- Given instruction: In the stretch from the line containing "footer: © 2021 交易中心 (814, 390, 912, 405)" through the line containing "watermark-text: CENTRAL (52, 319, 105, 331)", rename "channel-line" to "trend-line" and give those lines again with nothing else altered.

Listings of boxed layout items
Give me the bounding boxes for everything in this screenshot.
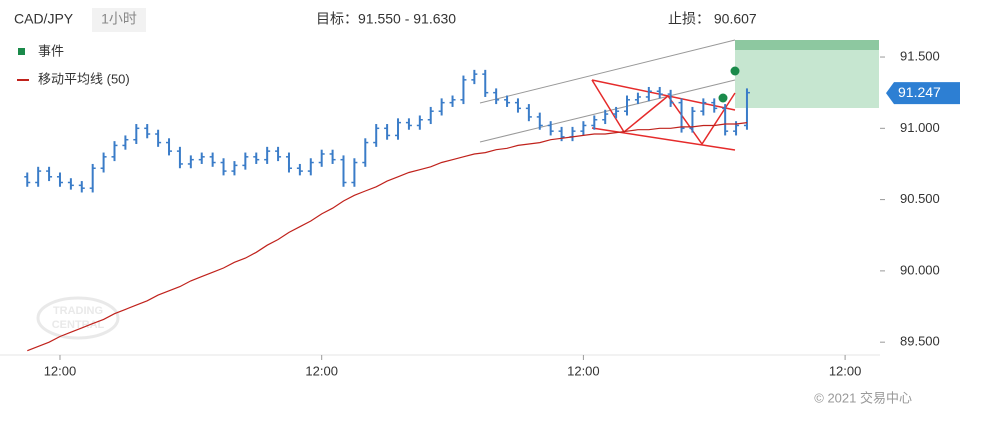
footer: © 2021 交易中心 (814, 390, 912, 405)
x-tick-label: 12:00 (44, 363, 77, 378)
target-zone (735, 40, 879, 50)
stop: 止损： 90.607 (668, 11, 757, 27)
watermark-ring (36, 296, 120, 340)
legend-ma: 移动平均线 (50) (38, 71, 130, 86)
y-tick-label: 89.500 (900, 334, 940, 349)
x-tick-label: 12:00 (567, 363, 600, 378)
y-tick-label: 91.000 (900, 120, 940, 135)
price-tag (886, 82, 960, 105)
price-tag-label: 91.247 (898, 84, 941, 100)
channel-line (479, 79, 736, 143)
symbol: CAD/JPY (14, 11, 74, 27)
x-tick-label: 12:00 (305, 363, 338, 378)
channel-line (479, 39, 736, 104)
header-bg (0, 0, 985, 34)
trade-zone (735, 50, 879, 108)
x-tick-label: 12:00 (829, 363, 862, 378)
moving-average (27, 122, 748, 352)
pattern-line (591, 79, 736, 111)
y-tick-label: 90.500 (900, 191, 940, 206)
target: 目标：91.550 - 91.630 (316, 11, 456, 27)
y-tick-label: 91.500 (900, 48, 940, 63)
y-tick-label: 90.000 (900, 262, 940, 277)
event-dot[interactable] (730, 66, 740, 76)
watermark-text: TRADING (53, 305, 103, 317)
legend-event-icon (18, 48, 25, 55)
watermark-text: CENTRAL (52, 319, 105, 331)
interval-bg[interactable] (92, 8, 146, 32)
legend-events: 事件 (38, 43, 64, 58)
pattern-line (591, 127, 736, 151)
interval[interactable]: 1小时 (101, 11, 137, 27)
event-dot[interactable] (718, 93, 728, 103)
watermark: TRADING CENTRAL (36, 296, 120, 340)
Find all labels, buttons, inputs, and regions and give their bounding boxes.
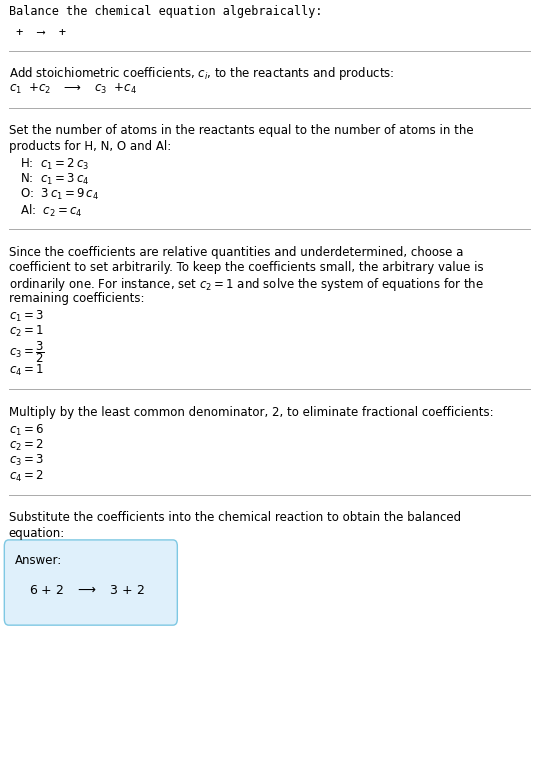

- Exercise output:
footer: © 2021 交易中心 (814, 390, 912, 405)
x-tick-label: 12:00 (44, 363, 77, 378)
target-zone (735, 40, 879, 50)
stop: 止损： 90.607 (668, 11, 757, 27)
watermark-ring (36, 296, 120, 340)
legend-ma: 移动平均线 (50) (38, 71, 130, 86)
y-tick-label: 89.500 (900, 334, 940, 349)
x-tick-label: 12:00 (567, 363, 600, 378)
y-tick-label: 91.000 (900, 120, 940, 135)
price-tag (886, 82, 960, 105)
price-tag-label: 91.247 (898, 84, 941, 100)
trend-line (479, 79, 736, 143)
symbol: CAD/JPY (14, 11, 74, 27)
x-tick-label: 12:00 (305, 363, 338, 378)
trend-line (479, 39, 736, 104)
header-bg (0, 0, 985, 34)
trade-zone (735, 50, 879, 108)
x-tick-label: 12:00 (829, 363, 862, 378)
moving-average (27, 122, 748, 352)
pattern-line (591, 79, 736, 111)
y-tick-label: 90.500 (900, 191, 940, 206)
target: 目标：91.550 - 91.630 (316, 11, 456, 27)
y-tick-label: 91.500 (900, 48, 940, 63)
y-tick-label: 90.000 (900, 262, 940, 277)
event-dot[interactable] (730, 66, 740, 76)
watermark-text: TRADING (53, 305, 103, 317)
legend-event-icon (18, 48, 25, 55)
watermark-text: CENTRAL (52, 319, 105, 331)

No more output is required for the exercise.